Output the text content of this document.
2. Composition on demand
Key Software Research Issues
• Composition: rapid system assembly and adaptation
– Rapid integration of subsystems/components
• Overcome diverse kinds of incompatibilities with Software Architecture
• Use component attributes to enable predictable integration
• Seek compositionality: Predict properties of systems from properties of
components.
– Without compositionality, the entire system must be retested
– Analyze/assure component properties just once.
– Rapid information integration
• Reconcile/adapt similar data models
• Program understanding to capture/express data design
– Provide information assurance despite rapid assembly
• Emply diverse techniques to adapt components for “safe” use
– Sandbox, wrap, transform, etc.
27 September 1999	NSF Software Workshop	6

**Description of the task:** Tally the lines above that contain the word "properties", and reply with only the number.

**Solved problem:** 2